§ Exercise requirements: Identify each line in the records below that contains the word "Output", and copy it.
========
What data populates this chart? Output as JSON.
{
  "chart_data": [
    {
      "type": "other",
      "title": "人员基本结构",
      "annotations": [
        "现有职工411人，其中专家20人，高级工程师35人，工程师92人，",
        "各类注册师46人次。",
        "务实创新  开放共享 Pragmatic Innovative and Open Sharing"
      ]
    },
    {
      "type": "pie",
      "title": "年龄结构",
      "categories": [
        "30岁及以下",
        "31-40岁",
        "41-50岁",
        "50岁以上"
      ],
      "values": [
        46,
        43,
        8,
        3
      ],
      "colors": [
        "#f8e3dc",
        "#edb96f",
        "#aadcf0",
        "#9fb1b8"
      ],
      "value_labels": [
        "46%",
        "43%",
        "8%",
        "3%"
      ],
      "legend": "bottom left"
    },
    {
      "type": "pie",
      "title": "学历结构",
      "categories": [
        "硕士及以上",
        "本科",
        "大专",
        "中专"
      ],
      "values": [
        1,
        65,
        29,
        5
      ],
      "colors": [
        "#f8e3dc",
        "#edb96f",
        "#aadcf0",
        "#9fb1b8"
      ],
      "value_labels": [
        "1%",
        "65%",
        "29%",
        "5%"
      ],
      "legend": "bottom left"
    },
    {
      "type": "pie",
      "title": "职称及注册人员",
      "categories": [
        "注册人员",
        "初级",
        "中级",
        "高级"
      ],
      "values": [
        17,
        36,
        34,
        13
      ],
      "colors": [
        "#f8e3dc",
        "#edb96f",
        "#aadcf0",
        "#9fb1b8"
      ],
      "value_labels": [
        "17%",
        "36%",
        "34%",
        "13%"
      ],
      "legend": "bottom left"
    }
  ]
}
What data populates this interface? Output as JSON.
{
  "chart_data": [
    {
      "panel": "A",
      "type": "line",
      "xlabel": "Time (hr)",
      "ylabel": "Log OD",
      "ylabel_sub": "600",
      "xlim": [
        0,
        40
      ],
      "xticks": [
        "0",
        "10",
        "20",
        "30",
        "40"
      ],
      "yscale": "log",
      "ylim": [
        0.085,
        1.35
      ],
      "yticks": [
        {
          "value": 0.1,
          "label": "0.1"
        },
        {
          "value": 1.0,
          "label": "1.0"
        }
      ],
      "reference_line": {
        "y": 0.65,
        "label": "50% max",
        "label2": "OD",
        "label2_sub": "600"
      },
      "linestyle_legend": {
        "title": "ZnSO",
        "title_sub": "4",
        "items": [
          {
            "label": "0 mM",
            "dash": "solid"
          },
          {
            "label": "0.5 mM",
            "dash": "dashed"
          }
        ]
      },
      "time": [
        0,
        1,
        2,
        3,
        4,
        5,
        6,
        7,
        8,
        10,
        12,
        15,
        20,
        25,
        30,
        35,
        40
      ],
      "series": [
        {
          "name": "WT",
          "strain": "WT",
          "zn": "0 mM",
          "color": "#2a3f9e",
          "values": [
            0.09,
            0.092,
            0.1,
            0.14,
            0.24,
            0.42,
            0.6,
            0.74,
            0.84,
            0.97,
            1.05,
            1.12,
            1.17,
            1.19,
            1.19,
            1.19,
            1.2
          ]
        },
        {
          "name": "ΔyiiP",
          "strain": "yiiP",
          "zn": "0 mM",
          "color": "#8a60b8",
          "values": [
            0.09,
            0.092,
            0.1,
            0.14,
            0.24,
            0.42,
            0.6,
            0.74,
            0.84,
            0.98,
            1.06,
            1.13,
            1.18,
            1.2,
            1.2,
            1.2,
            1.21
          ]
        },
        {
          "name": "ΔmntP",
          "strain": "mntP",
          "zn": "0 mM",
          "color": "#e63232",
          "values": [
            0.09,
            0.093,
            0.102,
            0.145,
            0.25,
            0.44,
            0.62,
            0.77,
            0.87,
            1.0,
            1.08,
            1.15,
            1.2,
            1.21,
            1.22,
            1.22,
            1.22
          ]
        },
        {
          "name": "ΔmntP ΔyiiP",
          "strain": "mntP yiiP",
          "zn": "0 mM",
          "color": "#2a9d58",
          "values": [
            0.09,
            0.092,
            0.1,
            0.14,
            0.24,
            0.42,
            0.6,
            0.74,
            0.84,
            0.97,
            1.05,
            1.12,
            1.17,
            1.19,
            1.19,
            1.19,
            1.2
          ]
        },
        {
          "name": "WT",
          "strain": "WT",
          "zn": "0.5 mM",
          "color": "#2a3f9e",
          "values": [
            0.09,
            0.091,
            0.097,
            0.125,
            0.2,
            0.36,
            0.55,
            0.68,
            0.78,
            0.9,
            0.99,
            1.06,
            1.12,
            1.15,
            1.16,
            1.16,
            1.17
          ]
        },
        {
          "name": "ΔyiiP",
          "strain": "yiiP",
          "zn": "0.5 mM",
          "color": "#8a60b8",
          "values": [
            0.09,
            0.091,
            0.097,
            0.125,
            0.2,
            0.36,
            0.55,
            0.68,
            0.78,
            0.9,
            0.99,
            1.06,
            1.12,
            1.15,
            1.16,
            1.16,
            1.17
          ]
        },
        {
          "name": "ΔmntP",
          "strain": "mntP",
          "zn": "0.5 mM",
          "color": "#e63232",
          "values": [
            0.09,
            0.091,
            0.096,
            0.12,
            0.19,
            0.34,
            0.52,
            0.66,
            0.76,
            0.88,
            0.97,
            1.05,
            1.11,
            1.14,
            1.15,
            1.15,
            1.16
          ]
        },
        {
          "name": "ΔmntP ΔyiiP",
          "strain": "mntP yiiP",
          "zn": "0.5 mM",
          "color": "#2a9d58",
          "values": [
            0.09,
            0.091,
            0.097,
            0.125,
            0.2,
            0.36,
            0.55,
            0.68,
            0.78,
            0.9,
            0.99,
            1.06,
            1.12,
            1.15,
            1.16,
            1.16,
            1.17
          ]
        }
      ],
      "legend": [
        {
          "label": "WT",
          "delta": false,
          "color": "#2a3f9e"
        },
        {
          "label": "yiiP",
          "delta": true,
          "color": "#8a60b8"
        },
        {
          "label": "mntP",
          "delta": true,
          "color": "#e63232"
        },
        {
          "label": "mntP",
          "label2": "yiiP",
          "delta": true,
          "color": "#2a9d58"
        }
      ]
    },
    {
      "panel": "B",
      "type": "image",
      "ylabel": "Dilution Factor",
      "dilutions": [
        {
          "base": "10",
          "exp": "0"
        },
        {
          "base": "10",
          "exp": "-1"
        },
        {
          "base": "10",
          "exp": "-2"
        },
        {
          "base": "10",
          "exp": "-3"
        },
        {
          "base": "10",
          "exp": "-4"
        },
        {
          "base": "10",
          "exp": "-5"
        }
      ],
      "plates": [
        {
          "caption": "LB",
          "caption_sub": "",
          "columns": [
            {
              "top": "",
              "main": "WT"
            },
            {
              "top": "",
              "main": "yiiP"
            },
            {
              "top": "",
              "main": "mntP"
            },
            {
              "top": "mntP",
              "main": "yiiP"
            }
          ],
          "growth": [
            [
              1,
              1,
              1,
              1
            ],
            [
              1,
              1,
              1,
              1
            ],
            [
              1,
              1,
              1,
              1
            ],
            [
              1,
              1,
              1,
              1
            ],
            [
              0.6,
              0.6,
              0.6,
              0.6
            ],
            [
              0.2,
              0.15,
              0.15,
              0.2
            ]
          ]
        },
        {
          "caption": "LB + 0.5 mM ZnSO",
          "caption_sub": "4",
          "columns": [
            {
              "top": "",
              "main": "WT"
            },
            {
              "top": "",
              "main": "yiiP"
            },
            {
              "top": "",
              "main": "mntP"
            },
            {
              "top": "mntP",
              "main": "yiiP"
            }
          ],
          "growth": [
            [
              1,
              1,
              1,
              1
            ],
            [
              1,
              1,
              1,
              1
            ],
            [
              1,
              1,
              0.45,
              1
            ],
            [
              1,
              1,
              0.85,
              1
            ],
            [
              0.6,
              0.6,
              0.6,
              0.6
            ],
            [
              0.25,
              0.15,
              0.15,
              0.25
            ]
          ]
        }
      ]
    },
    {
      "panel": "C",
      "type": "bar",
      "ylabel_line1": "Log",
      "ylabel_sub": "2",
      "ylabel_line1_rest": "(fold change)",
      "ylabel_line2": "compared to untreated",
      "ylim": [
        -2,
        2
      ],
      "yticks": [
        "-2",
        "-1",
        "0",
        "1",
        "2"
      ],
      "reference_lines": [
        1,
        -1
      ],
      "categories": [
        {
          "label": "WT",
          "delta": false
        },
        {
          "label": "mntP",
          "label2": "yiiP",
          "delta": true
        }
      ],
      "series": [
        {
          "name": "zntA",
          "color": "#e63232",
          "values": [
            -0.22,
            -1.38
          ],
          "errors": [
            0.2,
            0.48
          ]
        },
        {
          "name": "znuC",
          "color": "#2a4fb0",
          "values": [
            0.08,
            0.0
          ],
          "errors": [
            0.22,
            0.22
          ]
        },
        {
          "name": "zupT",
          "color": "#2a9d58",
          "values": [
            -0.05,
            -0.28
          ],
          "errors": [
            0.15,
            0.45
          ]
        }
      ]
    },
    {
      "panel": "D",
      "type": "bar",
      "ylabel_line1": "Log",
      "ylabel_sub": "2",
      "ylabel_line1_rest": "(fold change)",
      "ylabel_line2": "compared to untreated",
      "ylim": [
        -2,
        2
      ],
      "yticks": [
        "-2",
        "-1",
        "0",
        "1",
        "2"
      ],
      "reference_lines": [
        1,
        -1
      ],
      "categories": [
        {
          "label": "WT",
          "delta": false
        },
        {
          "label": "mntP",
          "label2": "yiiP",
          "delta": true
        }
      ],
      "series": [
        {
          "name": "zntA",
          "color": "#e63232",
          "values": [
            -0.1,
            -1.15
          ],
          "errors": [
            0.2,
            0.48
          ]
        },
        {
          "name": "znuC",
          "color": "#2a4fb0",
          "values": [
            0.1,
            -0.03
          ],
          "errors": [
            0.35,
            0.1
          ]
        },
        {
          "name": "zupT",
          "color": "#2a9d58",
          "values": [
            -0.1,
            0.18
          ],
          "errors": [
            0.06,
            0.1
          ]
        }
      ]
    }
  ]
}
========
§ Response:
What data populates this chart? Output as JSON.
What data populates this interface? Output as JSON.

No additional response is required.